** START Records for this exercise **
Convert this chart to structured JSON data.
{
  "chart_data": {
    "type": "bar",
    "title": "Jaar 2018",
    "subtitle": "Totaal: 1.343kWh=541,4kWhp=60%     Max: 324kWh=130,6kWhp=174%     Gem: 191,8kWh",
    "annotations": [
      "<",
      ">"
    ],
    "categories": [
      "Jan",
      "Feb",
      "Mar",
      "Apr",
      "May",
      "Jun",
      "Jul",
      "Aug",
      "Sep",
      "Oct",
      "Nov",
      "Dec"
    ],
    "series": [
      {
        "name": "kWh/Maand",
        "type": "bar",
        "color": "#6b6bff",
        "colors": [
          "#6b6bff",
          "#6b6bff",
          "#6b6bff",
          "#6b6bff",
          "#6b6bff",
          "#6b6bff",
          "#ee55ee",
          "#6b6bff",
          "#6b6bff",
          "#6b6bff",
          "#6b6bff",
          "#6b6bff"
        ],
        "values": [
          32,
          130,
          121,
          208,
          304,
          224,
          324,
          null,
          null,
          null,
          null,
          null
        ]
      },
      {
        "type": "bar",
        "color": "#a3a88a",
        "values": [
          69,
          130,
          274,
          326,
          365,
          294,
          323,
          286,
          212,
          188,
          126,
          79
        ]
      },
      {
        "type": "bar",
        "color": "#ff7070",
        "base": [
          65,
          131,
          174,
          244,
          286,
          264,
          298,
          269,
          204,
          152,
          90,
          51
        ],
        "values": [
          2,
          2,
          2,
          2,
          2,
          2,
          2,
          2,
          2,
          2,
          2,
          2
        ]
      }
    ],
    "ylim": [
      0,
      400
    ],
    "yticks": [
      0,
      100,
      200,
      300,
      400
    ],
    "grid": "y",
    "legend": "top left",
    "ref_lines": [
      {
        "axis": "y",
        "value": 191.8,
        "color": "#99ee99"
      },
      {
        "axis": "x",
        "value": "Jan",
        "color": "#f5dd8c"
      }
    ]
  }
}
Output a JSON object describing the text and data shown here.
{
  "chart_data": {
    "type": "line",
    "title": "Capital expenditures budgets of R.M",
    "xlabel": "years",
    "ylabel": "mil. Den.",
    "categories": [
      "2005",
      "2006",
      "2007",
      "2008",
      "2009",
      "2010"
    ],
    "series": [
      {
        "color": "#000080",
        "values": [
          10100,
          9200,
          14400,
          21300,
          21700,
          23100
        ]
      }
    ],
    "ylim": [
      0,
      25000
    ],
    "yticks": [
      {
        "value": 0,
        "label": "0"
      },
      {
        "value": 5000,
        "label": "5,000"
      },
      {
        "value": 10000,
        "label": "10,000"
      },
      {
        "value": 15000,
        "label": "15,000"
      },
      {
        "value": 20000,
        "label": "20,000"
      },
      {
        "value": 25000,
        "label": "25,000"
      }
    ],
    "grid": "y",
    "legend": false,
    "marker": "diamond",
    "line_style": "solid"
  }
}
** END Records for this exercise **
• [Problem details]: Write out the records shown above, exactly as they appear.

• [Exercise result]:
Convert this chart to structured JSON data.
{
  "chart_data": {
    "type": "bar",
    "title": "Jaar 2018",
    "subtitle": "Totaal: 1.343kWh=541,4kWhp=60%     Max: 324kWh=130,6kWhp=174%     Gem: 191,8kWh",
    "annotations": [
      "<",
      ">"
    ],
    "categories": [
      "Jan",
      "Feb",
      "Mar",
      "Apr",
      "May",
      "Jun",
      "Jul",
      "Aug",
      "Sep",
      "Oct",
      "Nov",
      "Dec"
    ],
    "series": [
      {
        "name": "kWh/Maand",
        "type": "bar",
        "color": "#6b6bff",
        "colors": [
          "#6b6bff",
          "#6b6bff",
          "#6b6bff",
          "#6b6bff",
          "#6b6bff",
          "#6b6bff",
          "#ee55ee",
          "#6b6bff",
          "#6b6bff",
          "#6b6bff",
          "#6b6bff",
          "#6b6bff"
        ],
        "values": [
          32,
          130,
          121,
          208,
          304,
          224,
          324,
          null,
          null,
          null,
          null,
          null
        ]
      },
      {
        "type": "bar",
        "color": "#a3a88a",
        "values": [
          69,
          130,
          274,
          326,
          365,
          294,
          323,
          286,
          212,
          188,
          126,
          79
        ]
      },
      {
        "type": "bar",
        "color": "#ff7070",
        "base": [
          65,
          131,
          174,
          244,
          286,
          264,
          298,
          269,
          204,
          152,
          90,
          51
        ],
        "values": [
          2,
          2,
          2,
          2,
          2,
          2,
          2,
          2,
          2,
          2,
          2,
          2
        ]
      }
    ],
    "ylim": [
      0,
      400
    ],
    "yticks": [
      0,
      100,
      200,
      300,
      400
    ],
    "grid": "y",
    "legend": "top left",
    "ref_lines": [
      {
        "axis": "y",
        "value": 191.8,
        "color": "#99ee99"
      },
      {
        "axis": "x",
        "value": "Jan",
        "color": "#f5dd8c"
      }
    ]
  }
}
Output a JSON object describing the text and data shown here.
{
  "chart_data": {
    "type": "line",
    "title": "Capital expenditures budgets of R.M",
    "xlabel": "years",
    "ylabel": "mil. Den.",
    "categories": [
      "2005",
      "2006",
      "2007",
      "2008",
      "2009",
      "2010"
    ],
    "series": [
      {
        "color": "#000080",
        "values": [
          10100,
          9200,
          14400,
          21300,
          21700,
          23100
        ]
      }
    ],
    "ylim": [
      0,
      25000
    ],
    "yticks": [
      {
        "value": 0,
        "label": "0"
      },
      {
        "value": 5000,
        "label": "5,000"
      },
      {
        "value": 10000,
        "label": "10,000"
      },
      {
        "value": 15000,
        "label": "15,000"
      },
      {
        "value": 20000,
        "label": "20,000"
      },
      {
        "value": 25000,
        "label": "25,000"
      }
    ],
    "grid": "y",
    "legend": false,
    "marker": "diamond",
    "line_style": "solid"
  }
}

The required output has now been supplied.